**Exercise:** Quote the records in full and leave their pictures out.

**Input for this task:**
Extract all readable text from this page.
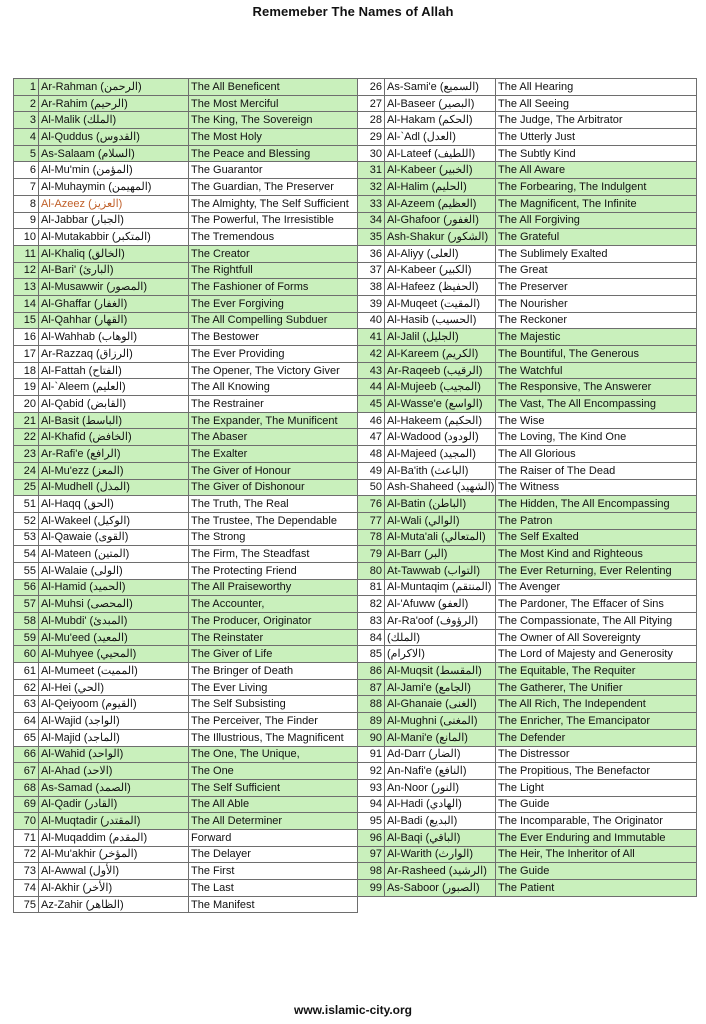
Rememeber The Names of Allah
1	Ar-Rahman (الرحمن)	The All Beneficent
2	Ar-Rahim (الرحيم)	The Most Merciful
3	Al-Malik (الملك)	The King, The Sovereign
4	Al-Quddus (القدوس)	The Most Holy
5	As-Salaam (السلام)	The Peace and Blessing
6	Al-Mu'min (المؤمن)	The Guarantor
7	Al-Muhaymin (المهيمن)	The Guardian, The Preserver
8	Al-Azeez (العزيز)	The Almighty, The Self Sufficient
9	Al-Jabbar (الجبار)	The Powerful, The Irresistible
10	Al-Mutakabbir (المتكبر)	The Tremendous
11	Al-Khaliq (الخالق)	The Creator
12	Al-Bari' (البارئ)	The Rightfull
13	Al-Musawwir (المصور)	The Fashioner of Forms
14	Al-Ghaffar (الغفار)	The Ever Forgiving
15	Al-Qahhar (القهار)	The All Compelling Subduer
16	Al-Wahhab (الوهاب)	The Bestower
17	Ar-Razzaq (الرزاق)	The Ever Providing
18	Al-Fattah (الفتاح)	The Opener, The Victory Giver
19	Al-`Aleem (العليم)	The All Knowing
20	Al-Qabid (القابض)	The Restrainer
21	Al-Basit (الباسط)	The Expander, The Munificent
22	Al-Khafid (الخافض)	The Abaser
23	Ar-Rafi'e (الرافع)	The Exalter
24	Al-Mu'ezz (المعز)	The Giver of Honour
25	Al-Mudhell (المذل)	The Giver of Dishonour
51	Al-Haqq (الحق)	The Truth, The Real
52	Al-Wakeel (الوكيل)	The Trustee, The Dependable
53	Al-Qawaie (القوى)	The Strong
54	Al-Mateen (المتين)	The Firm, The Steadfast
55	Al-Walaie (الولى)	The Protecting Friend
56	Al-Hamid (الحميد)	The All Praiseworthy
57	Al-Muhsi (المحصى)	The Accounter,
58	Al-Mubdi' (المبدئ)	The Producer, Originator
59	Al-Mu'eed (المعيد)	The Reinstater
60	Al-Muhyee (المحيي)	The Giver of Life
61	Al-Mumeet (المميت)	The Bringer of Death
62	Al-Hei (الحي)	The Ever Living
63	Al-Qeiyoom (القيوم)	The Self Subsisting
64	Al-Wajid (الواجد)	The Perceiver, The Finder
65	Al-Majid (الماجد)	The Illustrious, The Magnificent
66	Al-Wahid (الواحد)	The One, The Unique,
67	Al-Ahad (الاحد)	The One
68	As-Samad (الصمد)	The Self Sufficient
69	Al-Qadir (القادر)	The All Able
70	Al-Muqtadir (المقتدر)	The All Determiner
71	Al-Muqaddim (المقدم)	Forward
72	Al-Mu'akhir (المؤخر)	The Delayer
73	Al-Awwal (الأول)	The First
74	Al-Akhir (الأخر)	The Last
75	Az-Zahir (الظاهر)	The Manifest
26	As-Sami'e (السميع)	The All Hearing
27	Al-Baseer (البصير)	The All Seeing
28	Al-Hakam (الحكم)	The Judge, The Arbitrator
29	Al-`Adl (العدل)	The Utterly Just
30	Al-Lateef (اللطيف)	The Subtly Kind
31	Al-Kabeer (الخبير)	The All Aware
32	Al-Halim (الحليم)	The Forbearing, The Indulgent
33	Al-Azeem (العظيم)	The Magnificent, The Infinite
34	Al-Ghafoor (الغفور)	The All Forgiving
35	Ash-Shakur (الشكور)	The Grateful
36	Al-Aliyy (العلى)	The Sublimely Exalted
37	Al-Kabeer (الكبير)	The Great
38	Al-Hafeez (الحفيظ)	The Preserver
39	Al-Muqeet (المقيت)	The Nourisher
40	Al-Hasib (الحسيب)	The Reckoner
41	Al-Jalil (الجليل)	The Majestic
42	Al-Kareem (الكريم)	The Bountiful, The Generous
43	Ar-Raqeeb (الرقيب)	The Watchful
44	Al-Mujeeb (المجيب)	The Responsive, The Answerer
45	Al-Wasse'e (الواسع)	The Vast, The All Encompassing
46	Al-Hakeem (الحكيم)	The Wise
47	Al-Wadood (الودود)	The Loving, The Kind One
48	Al-Majeed (المجيد)	The All Glorious
49	Al-Ba'ith (الباعث)	The Raiser of The Dead
50	Ash-Shaheed (الشهيد)	The Witness
76	Al-Batin (الباطن)	The Hidden, The All Encompassing
77	Al-Wali (الوالي)	The Patron
78	Al-Muta'ali (المتعالي)	The Self Exalted
79	Al-Barr (البر)	The Most Kind and Righteous
80	At-Tawwab (التواب)	The Ever Returning, Ever Relenting
81	Al-Muntaqim (المنتقم)	The Avenger
82	Al-'Afuww (العفو)	The Pardoner, The Effacer of Sins
83	Ar-Ra'oof (الرؤوف)	The Compassionate, The All Pitying
84	(الملك)	The Owner of All Sovereignty
85	(الاكرام)	The Lord of Majesty and Generosity
86	Al-Muqsit (المقسط)	The Equitable, The Requiter
87	Al-Jami'e (الجامع)	The Gatherer, The Unifier
88	Al-Ghanaie (الغنى)	The All Rich, The Independent
89	Al-Mughni (المغنى)	The Enricher, The Emancipator
90	Al-Mani'e (المانع)	The Defender
91	Ad-Darr (الضار)	The Distressor
92	An-Nafi'e (النافع)	The Propitious, The Benefactor
93	An-Noor (النور)	The Light
94	Al-Hadi (الهادي)	The Guide
95	Al-Badi (البديع)	The Incomparable, The Originator
96	Al-Baqi (الباقي)	The Ever Enduring and Immutable
97	Al-Warith (الوارث)	The Heir, The Inheritor of All
98	Ar-Rasheed (الرشيد)	The Guide
99	As-Saboor (الصبور)	The Patient
www.islamic-city.org
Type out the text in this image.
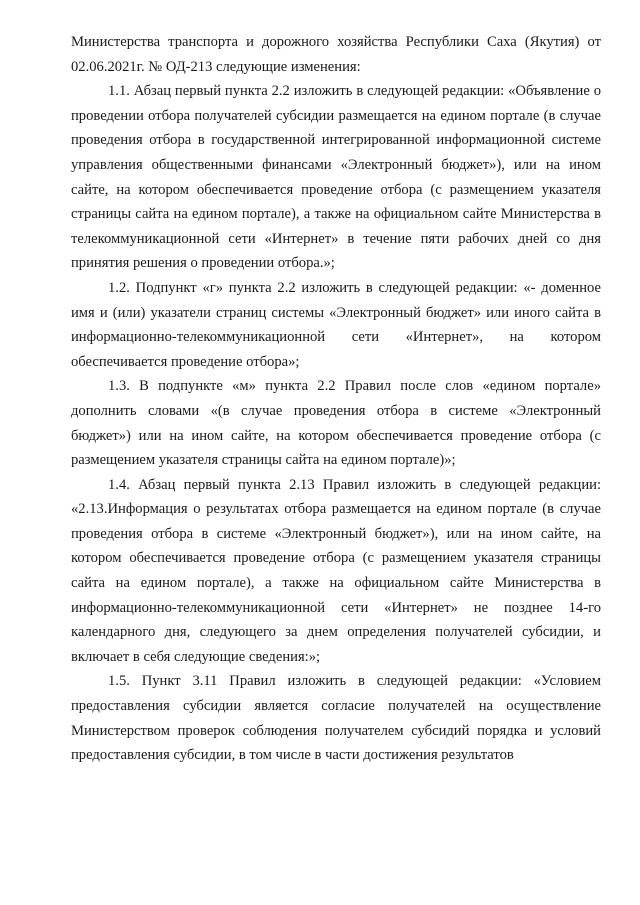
Министерства транспорта и дорожного хозяйства Республики Саха (Якутия) от 02.06.2021г. № ОД-213 следующие изменения:

1.1. Абзац первый пункта 2.2 изложить в следующей редакции: «Объявление о проведении отбора получателей субсидии размещается на едином портале (в случае проведения отбора в государственной интегрированной информационной системе управления общественными финансами «Электронный бюджет»), или на ином сайте, на котором обеспечивается проведение отбора (с размещением указателя страницы сайта на едином портале), а также на официальном сайте Министерства в телекоммуникационной сети «Интернет» в течение пяти рабочих дней со дня принятия решения о проведении отбора.»;

1.2. Подпункт «г» пункта 2.2 изложить в следующей редакции: «- доменное имя и (или) указатели страниц системы «Электронный бюджет» или иного сайта в информационно-телекоммуникационной сети «Интернет», на котором обеспечивается проведение отбора»;

1.3. В подпункте «м» пункта 2.2 Правил после слов «едином портале» дополнить словами «(в случае проведения отбора в системе «Электронный бюджет») или на ином сайте, на котором обеспечивается проведение отбора (с размещением указателя страницы сайта на едином портале)»;

1.4. Абзац первый пункта 2.13 Правил изложить в следующей редакции: «2.13.Информация о результатах отбора размещается на едином портале (в случае проведения отбора в системе «Электронный бюджет»), или на ином сайте, на котором обеспечивается проведение отбора (с размещением указателя страницы сайта на едином портале), а также на официальном сайте Министерства в информационно-телекоммуникационной сети «Интернет» не позднее 14-го календарного дня, следующего за днем определения получателей субсидии, и включает в себя следующие сведения:»;

1.5. Пункт 3.11 Правил изложить в следующей редакции: «Условием предоставления субсидии является согласие получателей на осуществление Министерством проверок соблюдения получателем субсидий порядка и условий предоставления субсидии, в том числе в части достижения результатов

**Output for this exercise:**
Extract all readable text from this page.
Rememeber The Names of Allah
1	Ar-Rahman (الرحمن)	The All Beneficent
2	Ar-Rahim (الرحيم)	The Most Merciful
3	Al-Malik (الملك)	The King, The Sovereign
4	Al-Quddus (القدوس)	The Most Holy
5	As-Salaam (السلام)	The Peace and Blessing
6	Al-Mu'min (المؤمن)	The Guarantor
7	Al-Muhaymin (المهيمن)	The Guardian, The Preserver
8	Al-Azeez (العزيز)	The Almighty, The Self Sufficient
9	Al-Jabbar (الجبار)	The Powerful, The Irresistible
10	Al-Mutakabbir (المتكبر)	The Tremendous
11	Al-Khaliq (الخالق)	The Creator
12	Al-Bari' (البارئ)	The Rightfull
13	Al-Musawwir (المصور)	The Fashioner of Forms
14	Al-Ghaffar (الغفار)	The Ever Forgiving
15	Al-Qahhar (القهار)	The All Compelling Subduer
16	Al-Wahhab (الوهاب)	The Bestower
17	Ar-Razzaq (الرزاق)	The Ever Providing
18	Al-Fattah (الفتاح)	The Opener, The Victory Giver
19	Al-`Aleem (العليم)	The All Knowing
20	Al-Qabid (القابض)	The Restrainer
21	Al-Basit (الباسط)	The Expander, The Munificent
22	Al-Khafid (الخافض)	The Abaser
23	Ar-Rafi'e (الرافع)	The Exalter
24	Al-Mu'ezz (المعز)	The Giver of Honour
25	Al-Mudhell (المذل)	The Giver of Dishonour
51	Al-Haqq (الحق)	The Truth, The Real
52	Al-Wakeel (الوكيل)	The Trustee, The Dependable
53	Al-Qawaie (القوى)	The Strong
54	Al-Mateen (المتين)	The Firm, The Steadfast
55	Al-Walaie (الولى)	The Protecting Friend
56	Al-Hamid (الحميد)	The All Praiseworthy
57	Al-Muhsi (المحصى)	The Accounter,
58	Al-Mubdi' (المبدئ)	The Producer, Originator
59	Al-Mu'eed (المعيد)	The Reinstater
60	Al-Muhyee (المحيي)	The Giver of Life
61	Al-Mumeet (المميت)	The Bringer of Death
62	Al-Hei (الحي)	The Ever Living
63	Al-Qeiyoom (القيوم)	The Self Subsisting
64	Al-Wajid (الواجد)	The Perceiver, The Finder
65	Al-Majid (الماجد)	The Illustrious, The Magnificent
66	Al-Wahid (الواحد)	The One, The Unique,
67	Al-Ahad (الاحد)	The One
68	As-Samad (الصمد)	The Self Sufficient
69	Al-Qadir (القادر)	The All Able
70	Al-Muqtadir (المقتدر)	The All Determiner
71	Al-Muqaddim (المقدم)	Forward
72	Al-Mu'akhir (المؤخر)	The Delayer
73	Al-Awwal (الأول)	The First
74	Al-Akhir (الأخر)	The Last
75	Az-Zahir (الظاهر)	The Manifest
26	As-Sami'e (السميع)	The All Hearing
27	Al-Baseer (البصير)	The All Seeing
28	Al-Hakam (الحكم)	The Judge, The Arbitrator
29	Al-`Adl (العدل)	The Utterly Just
30	Al-Lateef (اللطيف)	The Subtly Kind
31	Al-Kabeer (الخبير)	The All Aware
32	Al-Halim (الحليم)	The Forbearing, The Indulgent
33	Al-Azeem (العظيم)	The Magnificent, The Infinite
34	Al-Ghafoor (الغفور)	The All Forgiving
35	Ash-Shakur (الشكور)	The Grateful
36	Al-Aliyy (العلى)	The Sublimely Exalted
37	Al-Kabeer (الكبير)	The Great
38	Al-Hafeez (الحفيظ)	The Preserver
39	Al-Muqeet (المقيت)	The Nourisher
40	Al-Hasib (الحسيب)	The Reckoner
41	Al-Jalil (الجليل)	The Majestic
42	Al-Kareem (الكريم)	The Bountiful, The Generous
43	Ar-Raqeeb (الرقيب)	The Watchful
44	Al-Mujeeb (المجيب)	The Responsive, The Answerer
45	Al-Wasse'e (الواسع)	The Vast, The All Encompassing
46	Al-Hakeem (الحكيم)	The Wise
47	Al-Wadood (الودود)	The Loving, The Kind One
48	Al-Majeed (المجيد)	The All Glorious
49	Al-Ba'ith (الباعث)	The Raiser of The Dead
50	Ash-Shaheed (الشهيد)	The Witness
76	Al-Batin (الباطن)	The Hidden, The All Encompassing
77	Al-Wali (الوالي)	The Patron
78	Al-Muta'ali (المتعالي)	The Self Exalted
79	Al-Barr (البر)	The Most Kind and Righteous
80	At-Tawwab (التواب)	The Ever Returning, Ever Relenting
81	Al-Muntaqim (المنتقم)	The Avenger
82	Al-'Afuww (العفو)	The Pardoner, The Effacer of Sins
83	Ar-Ra'oof (الرؤوف)	The Compassionate, The All Pitying
84	(الملك)	The Owner of All Sovereignty
85	(الاكرام)	The Lord of Majesty and Generosity
86	Al-Muqsit (المقسط)	The Equitable, The Requiter
87	Al-Jami'e (الجامع)	The Gatherer, The Unifier
88	Al-Ghanaie (الغنى)	The All Rich, The Independent
89	Al-Mughni (المغنى)	The Enricher, The Emancipator
90	Al-Mani'e (المانع)	The Defender
91	Ad-Darr (الضار)	The Distressor
92	An-Nafi'e (النافع)	The Propitious, The Benefactor
93	An-Noor (النور)	The Light
94	Al-Hadi (الهادي)	The Guide
95	Al-Badi (البديع)	The Incomparable, The Originator
96	Al-Baqi (الباقي)	The Ever Enduring and Immutable
97	Al-Warith (الوارث)	The Heir, The Inheritor of All
98	Ar-Rasheed (الرشيد)	The Guide
99	As-Saboor (الصبور)	The Patient
www.islamic-city.org
Type out the text in this image.
Министерства транспорта и дорожного хозяйства Республики Саха (Якутия) от 02.06.2021г. № ОД-213 следующие изменения:

1.1. Абзац первый пункта 2.2 изложить в следующей редакции: «Объявление о проведении отбора получателей субсидии размещается на едином портале (в случае проведения отбора в государственной интегрированной информационной системе управления общественными финансами «Электронный бюджет»), или на ином сайте, на котором обеспечивается проведение отбора (с размещением указателя страницы сайта на едином портале), а также на официальном сайте Министерства в телекоммуникационной сети «Интернет» в течение пяти рабочих дней со дня принятия решения о проведении отбора.»;

1.2. Подпункт «г» пункта 2.2 изложить в следующей редакции: «- доменное имя и (или) указатели страниц системы «Электронный бюджет» или иного сайта в информационно-телекоммуникационной сети «Интернет», на котором обеспечивается проведение отбора»;

1.3. В подпункте «м» пункта 2.2 Правил после слов «едином портале» дополнить словами «(в случае проведения отбора в системе «Электронный бюджет») или на ином сайте, на котором обеспечивается проведение отбора (с размещением указателя страницы сайта на едином портале)»;

1.4. Абзац первый пункта 2.13 Правил изложить в следующей редакции: «2.13.Информация о результатах отбора размещается на едином портале (в случае проведения отбора в системе «Электронный бюджет»), или на ином сайте, на котором обеспечивается проведение отбора (с размещением указателя страницы сайта на едином портале), а также на официальном сайте Министерства в информационно-телекоммуникационной сети «Интернет» не позднее 14-го календарного дня, следующего за днем определения получателей субсидии, и включает в себя следующие сведения:»;

1.5. Пункт 3.11 Правил изложить в следующей редакции: «Условием предоставления субсидии является согласие получателей на осуществление Министерством проверок соблюдения получателем субсидий порядка и условий предоставления субсидии, в том числе в части достижения результатов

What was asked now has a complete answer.